▶ WHAT YOU SHOULD DO: Tally every line featuring "Tilt", then give that tally alone.

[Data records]
## BEGIN
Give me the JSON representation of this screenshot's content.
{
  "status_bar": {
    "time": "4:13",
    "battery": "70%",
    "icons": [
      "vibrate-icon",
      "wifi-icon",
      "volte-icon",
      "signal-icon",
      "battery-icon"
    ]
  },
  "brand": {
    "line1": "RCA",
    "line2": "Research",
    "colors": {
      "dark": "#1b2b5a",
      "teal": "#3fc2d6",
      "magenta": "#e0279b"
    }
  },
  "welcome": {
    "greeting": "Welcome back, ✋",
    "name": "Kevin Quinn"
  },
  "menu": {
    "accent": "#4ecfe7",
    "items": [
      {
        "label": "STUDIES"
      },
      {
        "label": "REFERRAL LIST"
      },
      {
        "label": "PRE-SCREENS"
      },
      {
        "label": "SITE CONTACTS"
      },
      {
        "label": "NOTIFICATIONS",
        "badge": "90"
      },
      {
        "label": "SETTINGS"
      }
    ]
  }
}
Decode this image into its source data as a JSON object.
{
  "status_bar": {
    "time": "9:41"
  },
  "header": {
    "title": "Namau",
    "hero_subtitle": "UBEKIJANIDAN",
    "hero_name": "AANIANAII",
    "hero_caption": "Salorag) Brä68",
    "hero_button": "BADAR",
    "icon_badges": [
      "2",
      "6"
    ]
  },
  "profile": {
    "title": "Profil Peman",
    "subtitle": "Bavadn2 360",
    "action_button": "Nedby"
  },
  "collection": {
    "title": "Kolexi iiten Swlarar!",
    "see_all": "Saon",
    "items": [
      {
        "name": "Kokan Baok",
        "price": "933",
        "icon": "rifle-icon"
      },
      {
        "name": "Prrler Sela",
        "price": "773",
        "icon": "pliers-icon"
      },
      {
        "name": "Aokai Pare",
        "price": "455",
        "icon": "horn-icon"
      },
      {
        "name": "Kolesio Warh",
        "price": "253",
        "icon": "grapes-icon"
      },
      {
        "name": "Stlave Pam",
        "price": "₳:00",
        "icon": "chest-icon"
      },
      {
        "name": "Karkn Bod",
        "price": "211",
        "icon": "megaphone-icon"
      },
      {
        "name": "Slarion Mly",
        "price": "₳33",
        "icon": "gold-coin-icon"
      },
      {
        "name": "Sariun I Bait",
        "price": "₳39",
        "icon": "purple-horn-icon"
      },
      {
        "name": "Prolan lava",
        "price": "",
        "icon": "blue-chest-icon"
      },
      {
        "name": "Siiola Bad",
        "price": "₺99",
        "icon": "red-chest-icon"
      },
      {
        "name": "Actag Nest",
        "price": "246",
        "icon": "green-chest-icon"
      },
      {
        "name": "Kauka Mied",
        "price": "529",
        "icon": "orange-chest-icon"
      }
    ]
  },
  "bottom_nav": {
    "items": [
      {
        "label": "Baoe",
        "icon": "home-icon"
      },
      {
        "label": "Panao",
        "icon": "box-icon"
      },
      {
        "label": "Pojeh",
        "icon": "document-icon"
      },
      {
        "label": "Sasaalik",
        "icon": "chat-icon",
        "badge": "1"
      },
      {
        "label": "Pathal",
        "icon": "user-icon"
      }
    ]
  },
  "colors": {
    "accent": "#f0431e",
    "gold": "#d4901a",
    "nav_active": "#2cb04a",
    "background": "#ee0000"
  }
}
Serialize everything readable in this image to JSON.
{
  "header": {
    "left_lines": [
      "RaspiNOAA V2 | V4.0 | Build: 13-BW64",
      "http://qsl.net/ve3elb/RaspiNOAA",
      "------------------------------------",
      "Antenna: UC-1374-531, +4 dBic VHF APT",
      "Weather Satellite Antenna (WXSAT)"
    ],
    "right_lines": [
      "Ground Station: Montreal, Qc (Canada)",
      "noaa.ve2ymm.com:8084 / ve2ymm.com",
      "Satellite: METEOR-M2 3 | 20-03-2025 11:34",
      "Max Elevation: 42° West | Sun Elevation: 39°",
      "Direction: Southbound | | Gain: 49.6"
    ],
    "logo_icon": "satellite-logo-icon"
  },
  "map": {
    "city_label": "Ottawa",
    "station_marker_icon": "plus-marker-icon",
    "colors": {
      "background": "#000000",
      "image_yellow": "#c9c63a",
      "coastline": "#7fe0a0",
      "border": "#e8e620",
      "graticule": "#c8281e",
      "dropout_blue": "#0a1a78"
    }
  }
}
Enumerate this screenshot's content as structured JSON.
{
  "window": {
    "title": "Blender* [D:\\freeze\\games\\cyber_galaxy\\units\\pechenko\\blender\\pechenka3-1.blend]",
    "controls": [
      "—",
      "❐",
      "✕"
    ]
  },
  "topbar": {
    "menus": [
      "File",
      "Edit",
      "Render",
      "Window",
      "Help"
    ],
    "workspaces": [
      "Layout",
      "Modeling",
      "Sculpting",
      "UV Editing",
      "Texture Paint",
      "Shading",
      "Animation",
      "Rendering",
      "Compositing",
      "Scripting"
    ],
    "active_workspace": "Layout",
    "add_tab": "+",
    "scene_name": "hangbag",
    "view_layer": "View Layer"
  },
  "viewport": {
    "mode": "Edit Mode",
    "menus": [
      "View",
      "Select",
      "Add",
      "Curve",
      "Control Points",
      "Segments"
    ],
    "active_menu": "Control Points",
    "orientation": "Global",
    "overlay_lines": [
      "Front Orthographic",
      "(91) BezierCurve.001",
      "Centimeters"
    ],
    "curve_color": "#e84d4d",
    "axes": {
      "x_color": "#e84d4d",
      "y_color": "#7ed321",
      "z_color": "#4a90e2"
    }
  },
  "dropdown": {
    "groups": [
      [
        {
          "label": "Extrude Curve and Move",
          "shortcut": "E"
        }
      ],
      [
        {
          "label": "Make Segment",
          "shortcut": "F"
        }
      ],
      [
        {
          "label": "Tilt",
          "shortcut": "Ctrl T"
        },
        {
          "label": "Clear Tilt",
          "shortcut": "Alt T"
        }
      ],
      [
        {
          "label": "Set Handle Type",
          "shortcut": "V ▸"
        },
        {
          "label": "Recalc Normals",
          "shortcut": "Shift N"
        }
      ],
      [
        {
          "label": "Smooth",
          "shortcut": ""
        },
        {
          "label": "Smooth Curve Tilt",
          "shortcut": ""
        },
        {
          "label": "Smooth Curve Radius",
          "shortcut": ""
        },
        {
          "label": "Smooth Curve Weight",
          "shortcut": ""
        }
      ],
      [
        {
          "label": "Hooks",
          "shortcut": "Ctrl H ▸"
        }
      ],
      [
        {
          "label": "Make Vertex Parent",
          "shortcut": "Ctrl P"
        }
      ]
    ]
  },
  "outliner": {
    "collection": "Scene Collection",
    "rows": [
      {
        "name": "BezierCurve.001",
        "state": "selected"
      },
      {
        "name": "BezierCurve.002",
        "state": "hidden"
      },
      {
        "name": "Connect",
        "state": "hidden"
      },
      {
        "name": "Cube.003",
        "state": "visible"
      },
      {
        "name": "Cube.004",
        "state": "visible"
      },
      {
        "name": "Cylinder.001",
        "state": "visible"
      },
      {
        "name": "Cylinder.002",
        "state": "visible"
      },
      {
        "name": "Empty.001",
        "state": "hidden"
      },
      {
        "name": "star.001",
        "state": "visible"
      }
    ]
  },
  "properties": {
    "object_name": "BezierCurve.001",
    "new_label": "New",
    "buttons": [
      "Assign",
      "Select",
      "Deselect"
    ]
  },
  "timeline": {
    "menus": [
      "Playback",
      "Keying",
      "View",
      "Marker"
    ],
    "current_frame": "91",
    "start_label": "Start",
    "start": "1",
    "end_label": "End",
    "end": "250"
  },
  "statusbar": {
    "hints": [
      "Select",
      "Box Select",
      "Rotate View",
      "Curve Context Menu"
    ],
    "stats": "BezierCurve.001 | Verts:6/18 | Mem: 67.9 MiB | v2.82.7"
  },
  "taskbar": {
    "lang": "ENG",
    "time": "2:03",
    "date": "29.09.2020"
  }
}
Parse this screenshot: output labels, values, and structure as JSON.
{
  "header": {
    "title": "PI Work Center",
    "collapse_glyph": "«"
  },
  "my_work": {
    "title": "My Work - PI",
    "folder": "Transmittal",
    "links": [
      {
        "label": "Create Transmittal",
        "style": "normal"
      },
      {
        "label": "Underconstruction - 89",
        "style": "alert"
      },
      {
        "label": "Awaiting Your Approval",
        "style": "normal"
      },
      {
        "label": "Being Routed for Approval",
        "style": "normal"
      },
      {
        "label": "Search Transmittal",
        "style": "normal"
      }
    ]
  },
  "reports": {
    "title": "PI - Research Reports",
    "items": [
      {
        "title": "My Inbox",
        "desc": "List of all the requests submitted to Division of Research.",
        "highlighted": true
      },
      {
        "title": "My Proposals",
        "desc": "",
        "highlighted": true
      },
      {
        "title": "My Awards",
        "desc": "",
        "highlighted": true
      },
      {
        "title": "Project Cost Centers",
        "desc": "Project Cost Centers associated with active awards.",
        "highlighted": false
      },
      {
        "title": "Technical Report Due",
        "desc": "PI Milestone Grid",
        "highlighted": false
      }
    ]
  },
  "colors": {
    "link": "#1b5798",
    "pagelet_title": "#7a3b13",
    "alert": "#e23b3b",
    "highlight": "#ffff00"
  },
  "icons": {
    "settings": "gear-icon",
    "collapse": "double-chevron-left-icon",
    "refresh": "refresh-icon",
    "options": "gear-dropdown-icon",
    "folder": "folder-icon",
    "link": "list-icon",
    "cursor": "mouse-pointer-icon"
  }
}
## END
▶ EXERCISE RESPONSE: 3